**Direction:** Each record must be retyped in full. No character may differ.

_ _ _ _

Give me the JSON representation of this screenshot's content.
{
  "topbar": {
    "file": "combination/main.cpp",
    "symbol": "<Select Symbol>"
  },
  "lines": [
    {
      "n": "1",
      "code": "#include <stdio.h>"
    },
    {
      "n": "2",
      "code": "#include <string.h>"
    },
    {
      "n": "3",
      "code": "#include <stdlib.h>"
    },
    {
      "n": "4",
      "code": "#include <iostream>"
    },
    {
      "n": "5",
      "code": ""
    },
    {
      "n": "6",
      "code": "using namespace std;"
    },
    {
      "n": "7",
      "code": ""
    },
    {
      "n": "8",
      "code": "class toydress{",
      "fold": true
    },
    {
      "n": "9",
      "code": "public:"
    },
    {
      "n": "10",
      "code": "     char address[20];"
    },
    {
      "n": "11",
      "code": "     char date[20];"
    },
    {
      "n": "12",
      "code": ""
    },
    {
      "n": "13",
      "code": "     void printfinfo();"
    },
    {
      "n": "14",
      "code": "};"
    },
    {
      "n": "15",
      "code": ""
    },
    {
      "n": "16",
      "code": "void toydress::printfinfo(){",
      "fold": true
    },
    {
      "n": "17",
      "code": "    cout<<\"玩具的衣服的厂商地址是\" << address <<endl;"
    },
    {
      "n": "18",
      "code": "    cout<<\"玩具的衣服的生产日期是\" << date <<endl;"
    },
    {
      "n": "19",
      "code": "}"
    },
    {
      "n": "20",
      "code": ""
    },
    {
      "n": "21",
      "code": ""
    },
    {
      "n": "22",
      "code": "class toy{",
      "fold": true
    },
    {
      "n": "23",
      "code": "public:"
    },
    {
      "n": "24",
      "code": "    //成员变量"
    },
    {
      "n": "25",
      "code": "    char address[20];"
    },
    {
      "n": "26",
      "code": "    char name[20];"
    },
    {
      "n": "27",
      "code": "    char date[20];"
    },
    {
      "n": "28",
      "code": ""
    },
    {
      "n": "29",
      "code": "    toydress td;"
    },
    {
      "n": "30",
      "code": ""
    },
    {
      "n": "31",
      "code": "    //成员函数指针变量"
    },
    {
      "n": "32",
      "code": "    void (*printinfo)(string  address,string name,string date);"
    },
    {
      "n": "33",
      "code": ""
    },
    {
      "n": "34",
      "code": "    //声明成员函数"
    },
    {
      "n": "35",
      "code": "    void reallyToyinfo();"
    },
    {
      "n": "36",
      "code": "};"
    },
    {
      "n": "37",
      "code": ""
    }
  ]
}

_ _ _ _

**Worked answer:**
Give me the JSON representation of this screenshot's content.
{
  "topbar": {
    "file": "combination/main.cpp",
    "symbol": "<Select Symbol>"
  },
  "lines": [
    {
      "n": "1",
      "code": "#include <stdio.h>"
    },
    {
      "n": "2",
      "code": "#include <string.h>"
    },
    {
      "n": "3",
      "code": "#include <stdlib.h>"
    },
    {
      "n": "4",
      "code": "#include <iostream>"
    },
    {
      "n": "5",
      "code": ""
    },
    {
      "n": "6",
      "code": "using namespace std;"
    },
    {
      "n": "7",
      "code": ""
    },
    {
      "n": "8",
      "code": "class toydress{",
      "fold": true
    },
    {
      "n": "9",
      "code": "public:"
    },
    {
      "n": "10",
      "code": "     char address[20];"
    },
    {
      "n": "11",
      "code": "     char date[20];"
    },
    {
      "n": "12",
      "code": ""
    },
    {
      "n": "13",
      "code": "     void printfinfo();"
    },
    {
      "n": "14",
      "code": "};"
    },
    {
      "n": "15",
      "code": ""
    },
    {
      "n": "16",
      "code": "void toydress::printfinfo(){",
      "fold": true
    },
    {
      "n": "17",
      "code": "    cout<<\"玩具的衣服的厂商地址是\" << address <<endl;"
    },
    {
      "n": "18",
      "code": "    cout<<\"玩具的衣服的生产日期是\" << date <<endl;"
    },
    {
      "n": "19",
      "code": "}"
    },
    {
      "n": "20",
      "code": ""
    },
    {
      "n": "21",
      "code": ""
    },
    {
      "n": "22",
      "code": "class toy{",
      "fold": true
    },
    {
      "n": "23",
      "code": "public:"
    },
    {
      "n": "24",
      "code": "    //成员变量"
    },
    {
      "n": "25",
      "code": "    char address[20];"
    },
    {
      "n": "26",
      "code": "    char name[20];"
    },
    {
      "n": "27",
      "code": "    char date[20];"
    },
    {
      "n": "28",
      "code": ""
    },
    {
      "n": "29",
      "code": "    toydress td;"
    },
    {
      "n": "30",
      "code": ""
    },
    {
      "n": "31",
      "code": "    //成员函数指针变量"
    },
    {
      "n": "32",
      "code": "    void (*printinfo)(string  address,string name,string date);"
    },
    {
      "n": "33",
      "code": ""
    },
    {
      "n": "34",
      "code": "    //声明成员函数"
    },
    {
      "n": "35",
      "code": "    void reallyToyinfo();"
    },
    {
      "n": "36",
      "code": "};"
    },
    {
      "n": "37",
      "code": ""
    }
  ]
}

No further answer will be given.